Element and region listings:
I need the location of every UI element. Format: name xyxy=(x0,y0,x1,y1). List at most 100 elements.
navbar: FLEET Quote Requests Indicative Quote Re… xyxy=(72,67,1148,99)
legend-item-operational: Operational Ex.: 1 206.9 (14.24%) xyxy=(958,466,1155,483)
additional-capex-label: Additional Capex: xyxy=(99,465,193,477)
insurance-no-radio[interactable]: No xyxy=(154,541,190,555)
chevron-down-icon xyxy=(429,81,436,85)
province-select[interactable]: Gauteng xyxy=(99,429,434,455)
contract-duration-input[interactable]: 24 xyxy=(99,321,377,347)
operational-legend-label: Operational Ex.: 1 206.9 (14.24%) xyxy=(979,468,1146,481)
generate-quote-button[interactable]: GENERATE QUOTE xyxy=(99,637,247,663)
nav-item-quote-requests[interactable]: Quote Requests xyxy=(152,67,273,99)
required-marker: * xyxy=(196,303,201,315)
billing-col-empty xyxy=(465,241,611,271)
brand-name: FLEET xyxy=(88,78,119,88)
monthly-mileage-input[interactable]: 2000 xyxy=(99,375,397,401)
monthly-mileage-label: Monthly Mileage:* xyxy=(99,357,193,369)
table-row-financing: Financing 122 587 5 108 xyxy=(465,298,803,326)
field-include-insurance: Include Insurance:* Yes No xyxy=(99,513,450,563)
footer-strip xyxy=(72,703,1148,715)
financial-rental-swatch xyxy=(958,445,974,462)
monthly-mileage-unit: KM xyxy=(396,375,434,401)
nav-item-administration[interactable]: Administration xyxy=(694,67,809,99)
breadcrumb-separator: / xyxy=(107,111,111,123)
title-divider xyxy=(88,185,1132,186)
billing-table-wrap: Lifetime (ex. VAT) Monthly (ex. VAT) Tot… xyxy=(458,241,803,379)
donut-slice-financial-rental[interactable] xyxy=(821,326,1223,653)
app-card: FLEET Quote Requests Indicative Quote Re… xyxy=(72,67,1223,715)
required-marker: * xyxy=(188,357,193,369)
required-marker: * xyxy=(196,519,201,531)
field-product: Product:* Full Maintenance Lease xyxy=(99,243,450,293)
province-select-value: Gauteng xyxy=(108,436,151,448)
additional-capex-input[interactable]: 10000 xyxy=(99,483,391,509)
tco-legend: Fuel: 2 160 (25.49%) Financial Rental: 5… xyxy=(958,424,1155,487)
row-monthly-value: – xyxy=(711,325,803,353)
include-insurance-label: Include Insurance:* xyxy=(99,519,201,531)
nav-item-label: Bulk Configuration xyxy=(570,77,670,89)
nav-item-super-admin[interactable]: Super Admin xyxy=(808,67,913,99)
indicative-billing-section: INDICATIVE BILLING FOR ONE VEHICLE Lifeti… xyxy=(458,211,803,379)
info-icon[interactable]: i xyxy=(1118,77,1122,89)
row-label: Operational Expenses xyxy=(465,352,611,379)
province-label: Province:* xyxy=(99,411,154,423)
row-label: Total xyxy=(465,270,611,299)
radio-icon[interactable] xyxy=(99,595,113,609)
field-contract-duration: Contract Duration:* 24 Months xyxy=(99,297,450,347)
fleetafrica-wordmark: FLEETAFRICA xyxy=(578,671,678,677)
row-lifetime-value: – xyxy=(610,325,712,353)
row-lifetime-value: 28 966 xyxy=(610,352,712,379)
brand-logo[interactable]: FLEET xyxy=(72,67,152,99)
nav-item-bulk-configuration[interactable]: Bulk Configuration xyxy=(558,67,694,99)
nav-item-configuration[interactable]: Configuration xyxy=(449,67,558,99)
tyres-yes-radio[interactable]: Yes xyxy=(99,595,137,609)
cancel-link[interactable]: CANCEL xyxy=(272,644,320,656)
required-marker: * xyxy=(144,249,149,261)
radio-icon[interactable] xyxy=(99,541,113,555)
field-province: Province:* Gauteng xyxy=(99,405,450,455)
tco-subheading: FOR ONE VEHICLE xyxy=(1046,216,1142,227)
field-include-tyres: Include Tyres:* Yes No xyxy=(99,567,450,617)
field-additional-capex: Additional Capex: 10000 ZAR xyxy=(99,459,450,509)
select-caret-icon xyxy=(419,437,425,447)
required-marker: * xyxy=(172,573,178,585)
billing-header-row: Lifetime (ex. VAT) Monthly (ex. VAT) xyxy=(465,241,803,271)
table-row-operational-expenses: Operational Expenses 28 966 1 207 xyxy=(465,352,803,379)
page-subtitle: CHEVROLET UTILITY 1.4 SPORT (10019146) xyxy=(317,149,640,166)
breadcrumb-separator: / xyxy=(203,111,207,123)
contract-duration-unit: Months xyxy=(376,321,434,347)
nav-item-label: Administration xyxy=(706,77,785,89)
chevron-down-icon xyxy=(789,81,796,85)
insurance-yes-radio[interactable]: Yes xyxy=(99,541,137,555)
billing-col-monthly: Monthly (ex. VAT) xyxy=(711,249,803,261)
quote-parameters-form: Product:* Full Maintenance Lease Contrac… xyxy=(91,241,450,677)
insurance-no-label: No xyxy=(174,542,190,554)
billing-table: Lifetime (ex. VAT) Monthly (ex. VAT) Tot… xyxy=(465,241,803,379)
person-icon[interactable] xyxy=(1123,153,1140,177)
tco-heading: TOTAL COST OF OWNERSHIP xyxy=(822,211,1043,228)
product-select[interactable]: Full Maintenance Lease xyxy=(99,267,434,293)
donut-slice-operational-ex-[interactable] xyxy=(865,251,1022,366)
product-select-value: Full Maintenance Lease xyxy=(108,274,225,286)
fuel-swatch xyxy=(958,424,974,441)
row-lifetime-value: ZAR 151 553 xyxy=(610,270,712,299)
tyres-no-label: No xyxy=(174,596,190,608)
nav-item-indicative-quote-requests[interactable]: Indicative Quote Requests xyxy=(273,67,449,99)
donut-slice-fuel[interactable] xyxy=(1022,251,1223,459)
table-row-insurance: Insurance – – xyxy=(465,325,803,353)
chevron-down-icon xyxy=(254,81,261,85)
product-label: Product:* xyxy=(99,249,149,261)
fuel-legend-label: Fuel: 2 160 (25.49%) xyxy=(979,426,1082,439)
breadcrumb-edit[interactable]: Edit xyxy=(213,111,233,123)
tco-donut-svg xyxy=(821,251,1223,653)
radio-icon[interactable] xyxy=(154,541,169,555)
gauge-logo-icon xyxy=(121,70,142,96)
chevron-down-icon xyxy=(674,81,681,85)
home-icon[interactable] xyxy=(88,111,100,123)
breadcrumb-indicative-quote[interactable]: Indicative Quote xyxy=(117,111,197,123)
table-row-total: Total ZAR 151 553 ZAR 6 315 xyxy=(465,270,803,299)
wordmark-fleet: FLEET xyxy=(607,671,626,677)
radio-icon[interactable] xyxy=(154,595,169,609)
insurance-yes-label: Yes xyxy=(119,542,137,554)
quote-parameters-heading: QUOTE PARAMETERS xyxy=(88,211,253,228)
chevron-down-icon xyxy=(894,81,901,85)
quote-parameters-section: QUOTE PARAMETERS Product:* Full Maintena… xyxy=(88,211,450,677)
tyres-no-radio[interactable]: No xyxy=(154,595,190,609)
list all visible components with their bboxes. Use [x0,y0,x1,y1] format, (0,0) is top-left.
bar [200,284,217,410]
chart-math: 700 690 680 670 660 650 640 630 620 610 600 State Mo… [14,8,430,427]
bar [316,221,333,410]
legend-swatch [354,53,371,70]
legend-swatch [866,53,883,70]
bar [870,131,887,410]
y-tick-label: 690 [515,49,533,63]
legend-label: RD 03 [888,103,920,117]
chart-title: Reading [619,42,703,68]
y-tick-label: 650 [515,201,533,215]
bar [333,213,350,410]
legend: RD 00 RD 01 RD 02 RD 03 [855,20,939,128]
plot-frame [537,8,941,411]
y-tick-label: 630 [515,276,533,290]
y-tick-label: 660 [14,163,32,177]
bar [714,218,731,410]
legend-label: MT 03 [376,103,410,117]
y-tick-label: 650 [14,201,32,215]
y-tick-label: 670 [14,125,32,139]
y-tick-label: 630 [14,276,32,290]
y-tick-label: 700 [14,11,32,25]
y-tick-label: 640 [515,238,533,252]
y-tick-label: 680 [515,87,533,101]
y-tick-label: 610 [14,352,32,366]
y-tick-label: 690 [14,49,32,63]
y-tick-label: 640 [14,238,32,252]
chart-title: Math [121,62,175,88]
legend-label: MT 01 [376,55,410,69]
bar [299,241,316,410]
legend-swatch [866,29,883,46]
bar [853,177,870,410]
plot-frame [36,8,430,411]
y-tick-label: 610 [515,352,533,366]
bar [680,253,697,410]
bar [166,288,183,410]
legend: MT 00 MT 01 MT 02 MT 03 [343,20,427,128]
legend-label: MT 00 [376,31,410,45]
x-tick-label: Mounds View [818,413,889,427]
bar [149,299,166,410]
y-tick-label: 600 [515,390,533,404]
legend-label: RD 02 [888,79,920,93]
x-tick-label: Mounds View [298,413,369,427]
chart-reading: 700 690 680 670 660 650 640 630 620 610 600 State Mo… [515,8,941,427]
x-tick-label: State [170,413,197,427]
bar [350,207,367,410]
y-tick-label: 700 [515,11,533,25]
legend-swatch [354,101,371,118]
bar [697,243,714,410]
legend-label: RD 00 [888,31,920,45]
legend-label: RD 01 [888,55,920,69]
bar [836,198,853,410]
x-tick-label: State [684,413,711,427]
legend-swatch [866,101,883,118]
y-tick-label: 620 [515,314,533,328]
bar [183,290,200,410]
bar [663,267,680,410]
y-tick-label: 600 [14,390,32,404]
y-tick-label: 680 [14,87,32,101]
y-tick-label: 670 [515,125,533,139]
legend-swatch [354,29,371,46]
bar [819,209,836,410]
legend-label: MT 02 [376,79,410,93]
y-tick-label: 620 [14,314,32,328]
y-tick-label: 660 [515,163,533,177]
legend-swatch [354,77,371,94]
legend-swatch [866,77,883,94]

◆ Goal of the exercise: Arrange the data as a numbered list, starting at its first line and ending at the line that contains "legend-item-operational: Operational Ex.: 1", with both ends included and blank lines left out.

◆ Exercise result:
1. I need the location of every UI element. Format: name xyxy=(x0,y0,x1,y1). List at most 100 elements.
2. navbar: FLEET Quote Requests Indicative Quote Re… xyxy=(72,67,1148,99)
3. legend-item-operational: Operational Ex.: 1 206.9 (14.24%) xyxy=(958,466,1155,483)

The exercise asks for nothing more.